[Task brief] Write out the records beneath this line exactly as they appear, minus any images.

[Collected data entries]
§

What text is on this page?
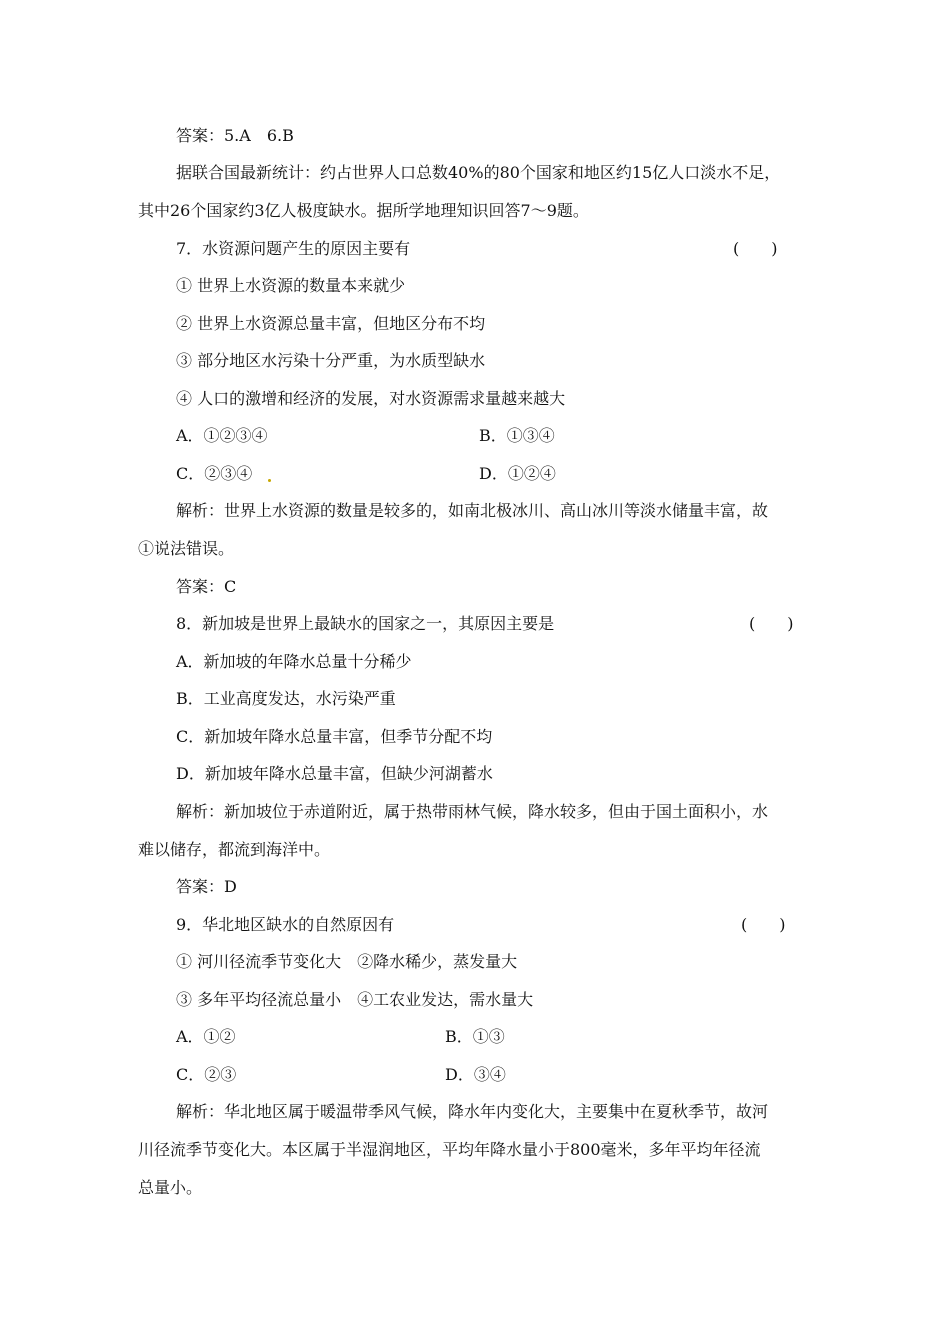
答案：5.A　6.B
据联合国最新统计：约占世界人口总数40%的80个国家和地区约15亿人口淡水不足，
其中26个国家约3亿人极度缺水。据所学地理知识回答7～9题。
7．水资源问题产生的原因主要有	(　　)
① 世界上水资源的数量本来就少
② 世界上水资源总量丰富，但地区分布不均
③ 部分地区水污染十分严重，为水质型缺水
④ 人口的激增和经济的发展，对水资源需求量越来越大
A．①②③④	B．①③④
C．②③④	D．①②④
解析：世界上水资源的数量是较多的，如南北极冰川、高山冰川等淡水储量丰富，故
①说法错误。
答案：C
8．新加坡是世界上最缺水的国家之一，其原因主要是	(　　)
A．新加坡的年降水总量十分稀少
B．工业高度发达，水污染严重
C．新加坡年降水总量丰富，但季节分配不均
D．新加坡年降水总量丰富，但缺少河湖蓄水
解析：新加坡位于赤道附近，属于热带雨林气候，降水较多，但由于国土面积小，水
难以储存，都流到海洋中。
答案：D
9．华北地区缺水的自然原因有	(　　)
① 河川径流季节变化大　②降水稀少，蒸发量大
③ 多年平均径流总量小　④工农业发达，需水量大
A．①②	B．①③
C．②③	D．③④
解析：华北地区属于暖温带季风气候，降水年内变化大，主要集中在夏秋季节，故河
川径流季节变化大。本区属于半湿润地区，平均年降水量小于800毫米，多年平均年径流
总量小。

§

[Exercise solution]
What text is on this page?
答案：5.A　6.B
据联合国最新统计：约占世界人口总数40%的80个国家和地区约15亿人口淡水不足，
其中26个国家约3亿人极度缺水。据所学地理知识回答7～9题。
7．水资源问题产生的原因主要有	(　　)
① 世界上水资源的数量本来就少
② 世界上水资源总量丰富，但地区分布不均
③ 部分地区水污染十分严重，为水质型缺水
④ 人口的激增和经济的发展，对水资源需求量越来越大
A．①②③④	B．①③④
C．②③④	D．①②④
解析：世界上水资源的数量是较多的，如南北极冰川、高山冰川等淡水储量丰富，故
①说法错误。
答案：C
8．新加坡是世界上最缺水的国家之一，其原因主要是	(　　)
A．新加坡的年降水总量十分稀少
B．工业高度发达，水污染严重
C．新加坡年降水总量丰富，但季节分配不均
D．新加坡年降水总量丰富，但缺少河湖蓄水
解析：新加坡位于赤道附近，属于热带雨林气候，降水较多，但由于国土面积小，水
难以储存，都流到海洋中。
答案：D
9．华北地区缺水的自然原因有	(　　)
① 河川径流季节变化大　②降水稀少，蒸发量大
③ 多年平均径流总量小　④工农业发达，需水量大
A．①②	B．①③
C．②③	D．③④
解析：华北地区属于暖温带季风气候，降水年内变化大，主要集中在夏秋季节，故河
川径流季节变化大。本区属于半湿润地区，平均年降水量小于800毫米，多年平均年径流
总量小。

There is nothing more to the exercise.